• _Set problem_
Find the lines that contain the word "反应前质量" and copy each one.

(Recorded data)
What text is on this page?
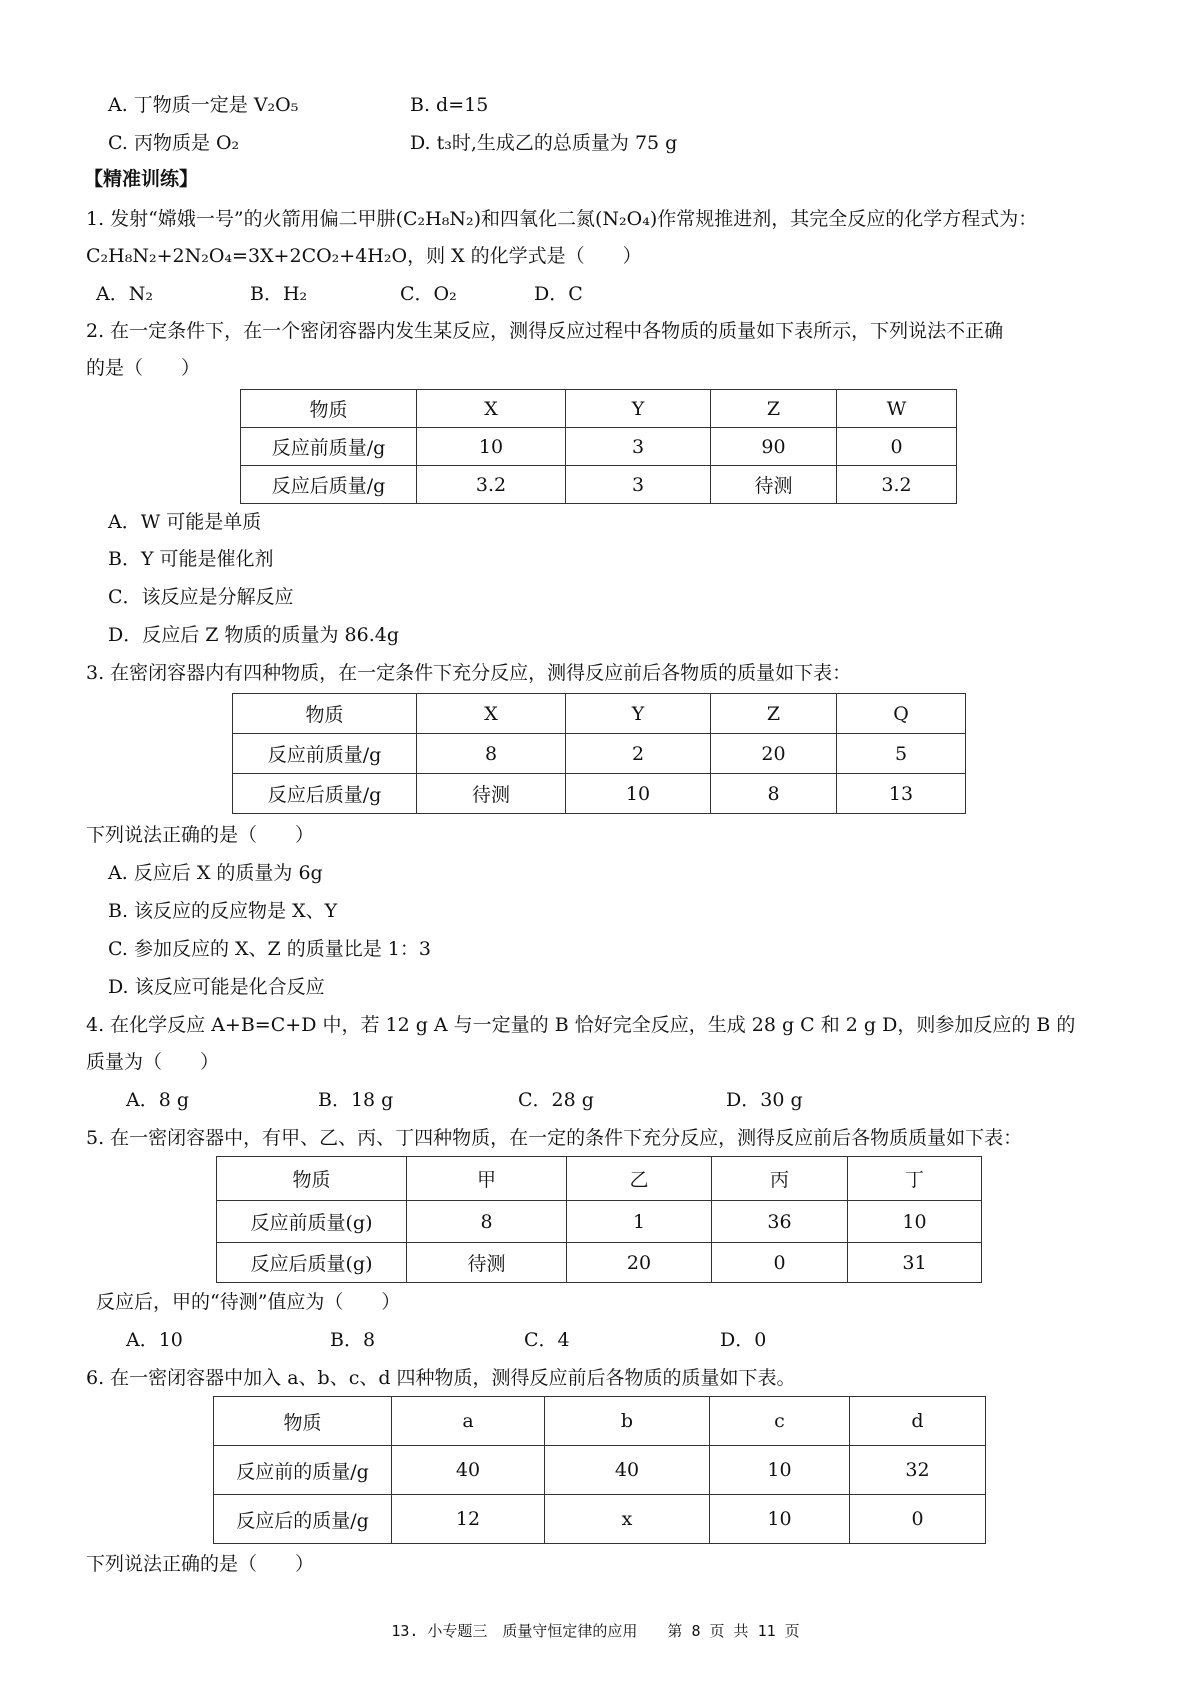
A. 丁物质一定是 V₂O₅	B. d=15
C. 丙物质是 O₂	D. t₃时,生成乙的总质量为 75 g
【精准训练】
1. 发射“嫦娥一号”的火箭用偏二甲肼(C₂H₈N₂)和四氧化二氮(N₂O₄)作常规推进剂，其完全反应的化学方程式为：
C₂H₈N₂+2N₂O₄=3X+2CO₂+4H₂O，则 X 的化学式是（　　）
A．N₂	B．H₂	C．O₂	D．C
2. 在一定条件下，在一个密闭容器内发生某反应，测得反应过程中各物质的质量如下表所示，下列说法不正确
的是（　　）
物质	X	Y	Z	W
反应前质量/g	10	3	90	0
反应后质量/g	3.2	3	待测	3.2
A．W 可能是单质
B．Y 可能是催化剂
C．该反应是分解反应
D．反应后 Z 物质的质量为 86.4g
3. 在密闭容器内有四种物质，在一定条件下充分反应，测得反应前后各物质的质量如下表：
物质	X	Y	Z	Q
反应前质量/g	8	2	20	5
反应后质量/g	待测	10	8	13
下列说法正确的是（　　）
A. 反应后 X 的质量为 6g
B. 该反应的反应物是 X、Y
C. 参加反应的 X、Z 的质量比是 1：3
D. 该反应可能是化合反应
4. 在化学反应 A+B=C+D 中，若 12 g A 与一定量的 B 恰好完全反应，生成 28 g C 和 2 g D，则参加反应的 B 的
质量为（　　）
A．8 g	B．18 g	C．28 g	D．30 g
5. 在一密闭容器中，有甲、乙、丙、丁四种物质，在一定的条件下充分反应，测得反应前后各物质质量如下表：
物质	甲	乙	丙	丁
反应前质量(g)	8	1	36	10
反应后质量(g)	待测	20	0	31
反应后，甲的“待测”值应为（　　）
A．10	B．8	C．4	D．0
6. 在一密闭容器中加入 a、b、c、d 四种物质，测得反应前后各物质的质量如下表。
物质	a	b	c	d
反应前的质量/g	40	40	10	32
反应后的质量/g	12	x	10	0
下列说法正确的是（　　）
13. 小专题三　质量守恒定律的应用　　第 8 页 共 11 页
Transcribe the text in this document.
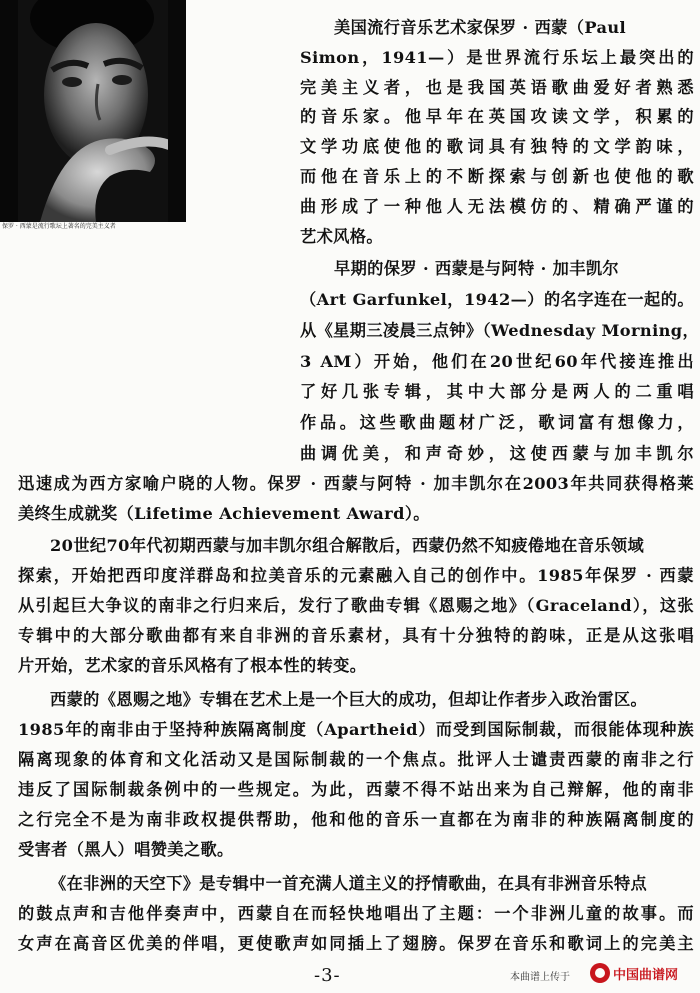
保罗 · 西蒙是流行歌坛上著名的完美主义者
美国流行音乐艺术家保罗 · 西蒙（Paul
Simon，1941—）是世界流行乐坛上最突出的
完美主义者，也是我国英语歌曲爱好者熟悉
的音乐家。他早年在英国攻读文学，积累的
文学功底使他的歌词具有独特的文学韵味，
而他在音乐上的不断探索与创新也使他的歌
曲形成了一种他人无法模仿的、精确严谨的
艺术风格。
早期的保罗 · 西蒙是与阿特 · 加丰凯尔
（Art Garfunkel，1942—）的名字连在一起的。
从《星期三凌晨三点钟》（Wednesday Morning，
3 AM）开始，他们在20世纪60年代接连推出
了好几张专辑，其中大部分是两人的二重唱
作品。这些歌曲题材广泛，歌词富有想像力，
曲调优美，和声奇妙，这使西蒙与加丰凯尔
迅速成为西方家喻户晓的人物。保罗 · 西蒙与阿特 · 加丰凯尔在2003年共同获得格莱
美终生成就奖（Lifetime Achievement Award）。
20世纪70年代初期西蒙与加丰凯尔组合解散后，西蒙仍然不知疲倦地在音乐领域
探索，开始把西印度洋群岛和拉美音乐的元素融入自己的创作中。1985年保罗 · 西蒙
从引起巨大争议的南非之行归来后，发行了歌曲专辑《恩赐之地》（Graceland），这张
专辑中的大部分歌曲都有来自非洲的音乐素材，具有十分独特的韵味，正是从这张唱
片开始，艺术家的音乐风格有了根本性的转变。
西蒙的《恩赐之地》专辑在艺术上是一个巨大的成功，但却让作者步入政治雷区。
1985年的南非由于坚持种族隔离制度（Apartheid）而受到国际制裁，而很能体现种族
隔离现象的体育和文化活动又是国际制裁的一个焦点。批评人士谴责西蒙的南非之行
违反了国际制裁条例中的一些规定。为此，西蒙不得不站出来为自己辩解，他的南非
之行完全不是为南非政权提供帮助，他和他的音乐一直都在为南非的种族隔离制度的
受害者（黑人）唱赞美之歌。
《在非洲的天空下》是专辑中一首充满人道主义的抒情歌曲，在具有非洲音乐特点
的鼓点声和吉他伴奏声中，西蒙自在而轻快地唱出了主题：一个非洲儿童的故事。而
女声在高音区优美的伴唱，更使歌声如同插上了翅膀。保罗在音乐和歌词上的完美主
-3-	本曲谱上传于	中国曲谱网
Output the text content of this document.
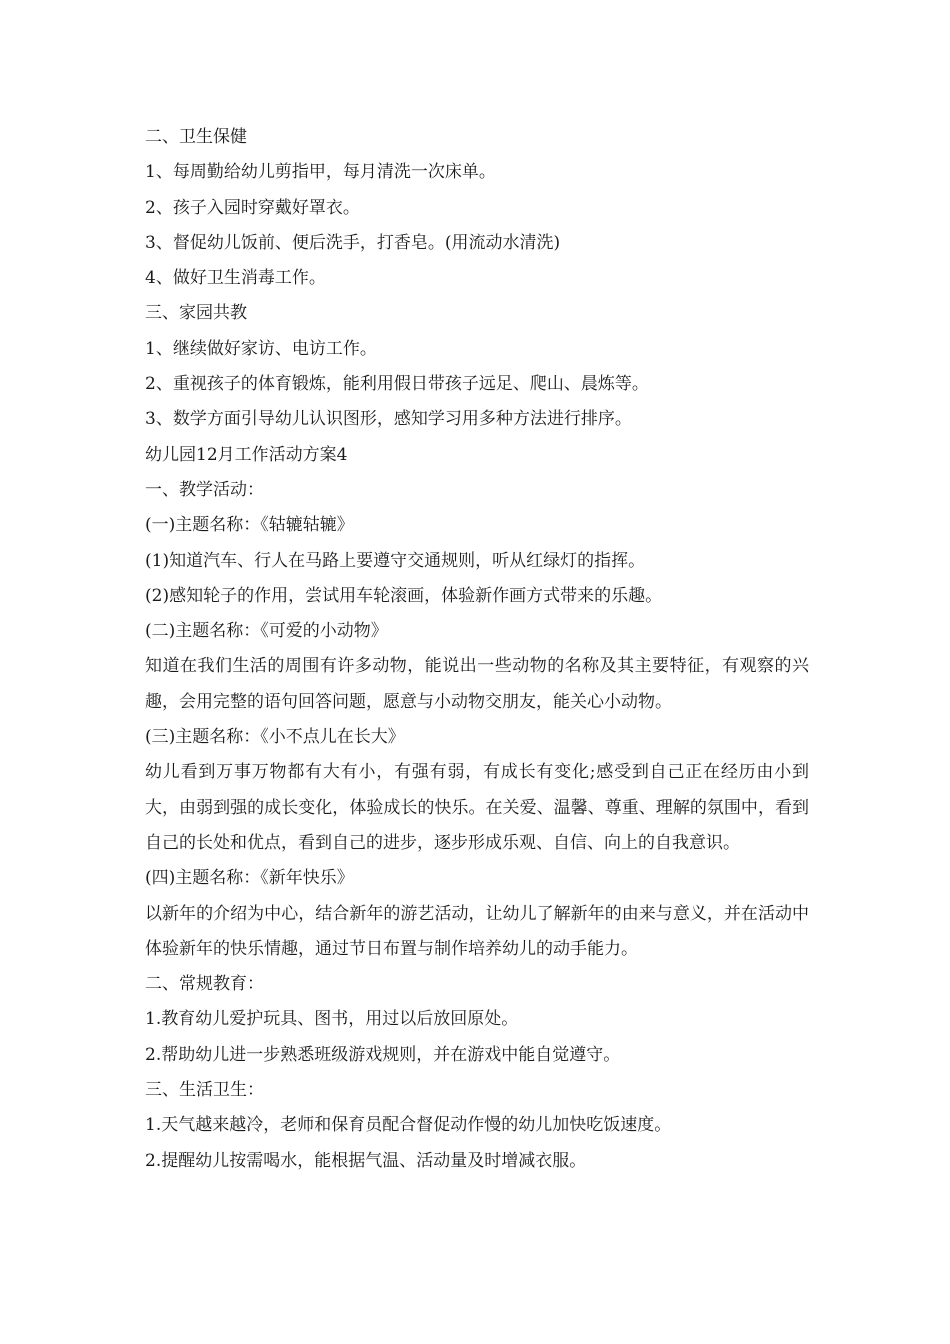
二、卫生保健
1、每周勤给幼儿剪指甲，每月清洗一次床单。
2、孩子入园时穿戴好罩衣。
3、督促幼儿饭前、便后洗手，打香皂。(用流动水清洗)
4、做好卫生消毒工作。
三、家园共教
1、继续做好家访、电访工作。
2、重视孩子的体育锻炼，能利用假日带孩子远足、爬山、晨炼等。
3、数学方面引导幼儿认识图形，感知学习用多种方法进行排序。
幼儿园12月工作活动方案4
一、教学活动：
(一)主题名称：《轱辘轱辘》
(1)知道汽车、行人在马路上要遵守交通规则，听从红绿灯的指挥。
(2)感知轮子的作用，尝试用车轮滚画，体验新作画方式带来的乐趣。
(二)主题名称：《可爱的小动物》
知道在我们生活的周围有许多动物，能说出一些动物的名称及其主要特征，有观察的兴趣，会用完整的语句回答问题，愿意与小动物交朋友，能关心小动物。
(三)主题名称：《小不点儿在长大》
幼儿看到万事万物都有大有小，有强有弱，有成长有变化;感受到自己正在经历由小到大，由弱到强的成长变化，体验成长的快乐。在关爱、温馨、尊重、理解的氛围中，看到自己的长处和优点，看到自己的进步，逐步形成乐观、自信、向上的自我意识。
(四)主题名称：《新年快乐》
以新年的介绍为中心，结合新年的游艺活动，让幼儿了解新年的由来与意义，并在活动中体验新年的快乐情趣，通过节日布置与制作培养幼儿的动手能力。
二、常规教育：
1.教育幼儿爱护玩具、图书，用过以后放回原处。
2.帮助幼儿进一步熟悉班级游戏规则，并在游戏中能自觉遵守。
三、生活卫生：
1.天气越来越冷，老师和保育员配合督促动作慢的幼儿加快吃饭速度。
2.提醒幼儿按需喝水，能根据气温、活动量及时增减衣服。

• _Complete response_
反应前质量/g	10	3	90	0
反应前质量/g	8	2	20	5
反应前质量(g)	8	1	36	10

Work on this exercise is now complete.